◆ **Given task**
Pick out each line of the records in which the word "JSON" appears.

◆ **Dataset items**
———
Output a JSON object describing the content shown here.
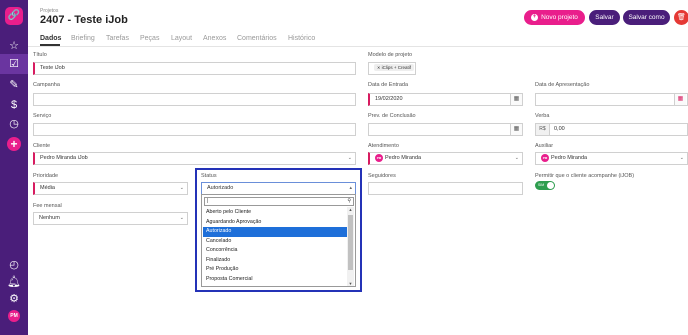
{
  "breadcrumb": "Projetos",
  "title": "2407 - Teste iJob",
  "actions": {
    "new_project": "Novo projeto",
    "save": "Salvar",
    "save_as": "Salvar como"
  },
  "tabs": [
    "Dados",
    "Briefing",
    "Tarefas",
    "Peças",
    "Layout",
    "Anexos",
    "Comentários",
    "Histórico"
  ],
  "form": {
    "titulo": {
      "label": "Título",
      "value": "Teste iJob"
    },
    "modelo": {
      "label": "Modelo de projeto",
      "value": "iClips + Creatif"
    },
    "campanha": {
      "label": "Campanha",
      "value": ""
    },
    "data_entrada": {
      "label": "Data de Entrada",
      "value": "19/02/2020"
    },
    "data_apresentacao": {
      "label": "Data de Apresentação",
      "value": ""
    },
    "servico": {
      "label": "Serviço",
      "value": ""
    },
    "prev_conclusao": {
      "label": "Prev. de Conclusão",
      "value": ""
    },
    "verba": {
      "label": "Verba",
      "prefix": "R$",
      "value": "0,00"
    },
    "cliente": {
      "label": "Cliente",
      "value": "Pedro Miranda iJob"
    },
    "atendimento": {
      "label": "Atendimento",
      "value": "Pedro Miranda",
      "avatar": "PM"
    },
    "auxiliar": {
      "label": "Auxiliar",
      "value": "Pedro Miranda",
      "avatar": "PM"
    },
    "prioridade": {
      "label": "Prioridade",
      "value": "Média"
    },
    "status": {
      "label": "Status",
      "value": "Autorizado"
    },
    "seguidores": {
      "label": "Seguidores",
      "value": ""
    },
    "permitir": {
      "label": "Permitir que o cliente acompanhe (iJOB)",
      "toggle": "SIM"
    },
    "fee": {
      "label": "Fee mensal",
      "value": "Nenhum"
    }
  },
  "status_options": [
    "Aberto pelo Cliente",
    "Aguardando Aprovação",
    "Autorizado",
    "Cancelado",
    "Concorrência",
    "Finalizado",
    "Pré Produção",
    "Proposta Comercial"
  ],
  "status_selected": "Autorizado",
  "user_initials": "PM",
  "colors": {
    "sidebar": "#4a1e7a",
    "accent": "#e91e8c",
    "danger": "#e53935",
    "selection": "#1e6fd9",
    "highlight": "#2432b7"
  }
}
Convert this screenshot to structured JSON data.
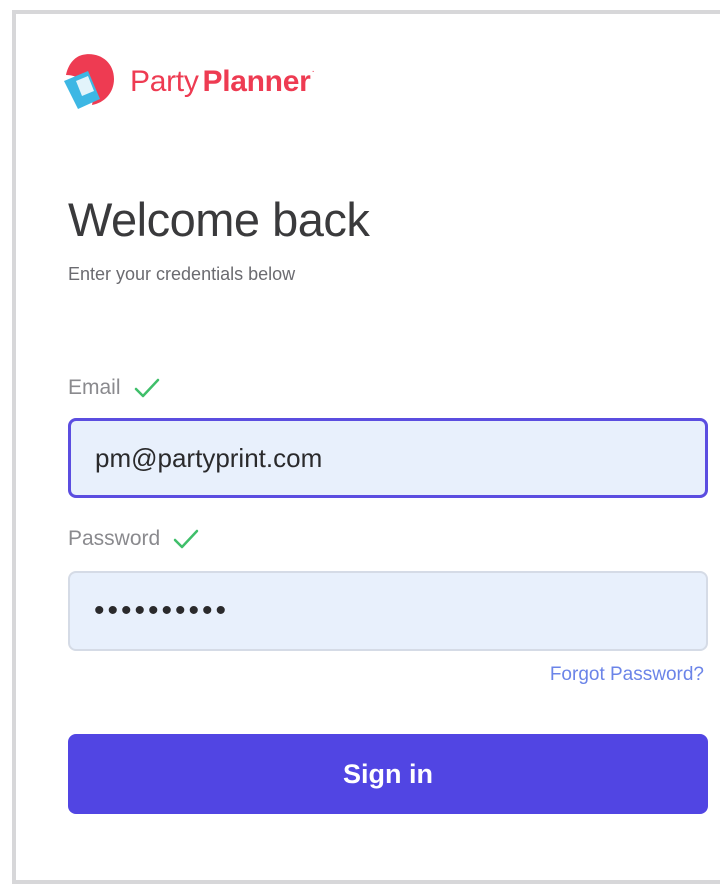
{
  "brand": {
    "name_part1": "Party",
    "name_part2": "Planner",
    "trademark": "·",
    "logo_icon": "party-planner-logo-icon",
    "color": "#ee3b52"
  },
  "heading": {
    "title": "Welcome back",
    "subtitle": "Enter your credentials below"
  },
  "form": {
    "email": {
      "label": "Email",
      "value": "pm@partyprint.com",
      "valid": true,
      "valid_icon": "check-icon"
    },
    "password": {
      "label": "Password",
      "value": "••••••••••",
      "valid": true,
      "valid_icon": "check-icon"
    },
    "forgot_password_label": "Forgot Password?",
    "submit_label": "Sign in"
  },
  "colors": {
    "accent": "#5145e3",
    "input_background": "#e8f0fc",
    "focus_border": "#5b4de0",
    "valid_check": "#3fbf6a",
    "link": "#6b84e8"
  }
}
———
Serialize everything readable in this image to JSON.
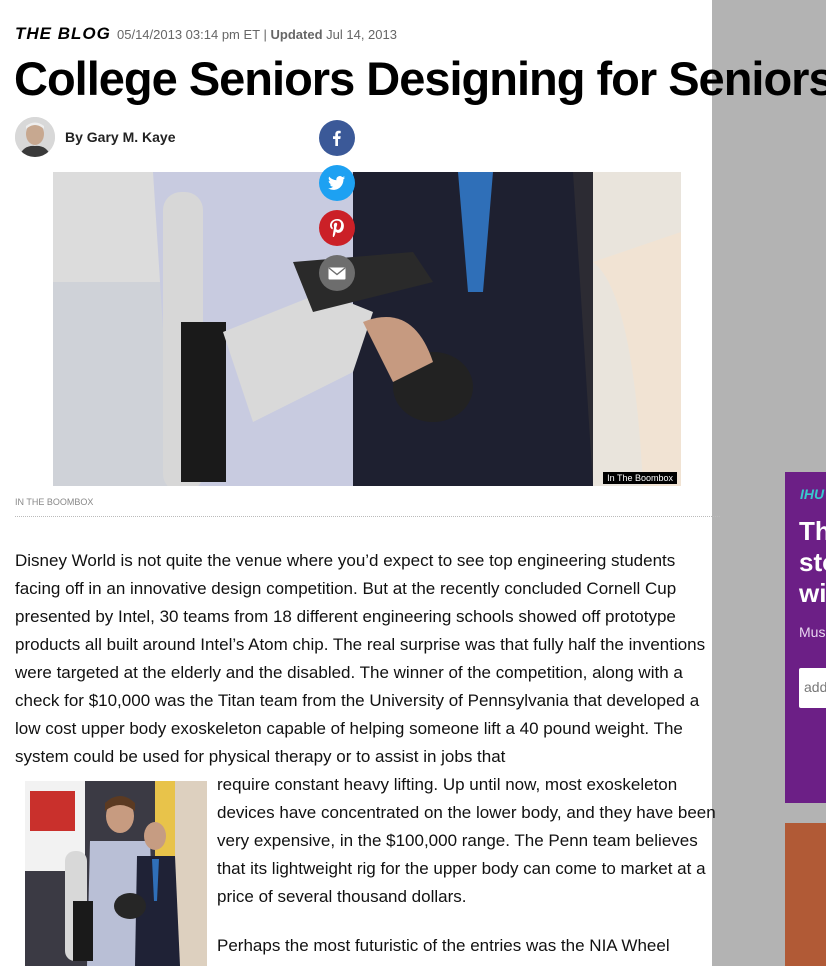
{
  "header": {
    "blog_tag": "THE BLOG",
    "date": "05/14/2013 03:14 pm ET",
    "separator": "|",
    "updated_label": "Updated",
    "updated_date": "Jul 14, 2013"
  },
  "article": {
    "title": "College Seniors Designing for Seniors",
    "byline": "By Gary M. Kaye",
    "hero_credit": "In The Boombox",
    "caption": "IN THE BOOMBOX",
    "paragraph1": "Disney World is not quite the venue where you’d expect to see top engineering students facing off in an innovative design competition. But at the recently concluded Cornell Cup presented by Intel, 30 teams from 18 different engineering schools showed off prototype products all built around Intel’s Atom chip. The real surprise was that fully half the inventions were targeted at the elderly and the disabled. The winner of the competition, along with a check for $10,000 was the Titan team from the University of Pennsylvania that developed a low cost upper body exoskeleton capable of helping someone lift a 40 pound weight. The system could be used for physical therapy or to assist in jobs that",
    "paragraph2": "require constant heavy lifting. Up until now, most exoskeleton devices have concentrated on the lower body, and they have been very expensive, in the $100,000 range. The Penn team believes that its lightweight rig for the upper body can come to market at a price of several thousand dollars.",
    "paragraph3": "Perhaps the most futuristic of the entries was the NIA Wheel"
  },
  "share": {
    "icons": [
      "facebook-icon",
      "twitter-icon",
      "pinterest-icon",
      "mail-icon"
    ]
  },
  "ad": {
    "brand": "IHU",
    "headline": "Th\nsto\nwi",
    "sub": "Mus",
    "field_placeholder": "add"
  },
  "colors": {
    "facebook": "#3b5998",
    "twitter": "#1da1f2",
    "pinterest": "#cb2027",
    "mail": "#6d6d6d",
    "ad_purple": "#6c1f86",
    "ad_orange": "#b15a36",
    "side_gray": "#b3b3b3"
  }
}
———
◆ **The answer**
Output a JSON object describing the content shown here.
Convert this screenshot to structured JSON data.
Serialize everything readable in this image to JSON.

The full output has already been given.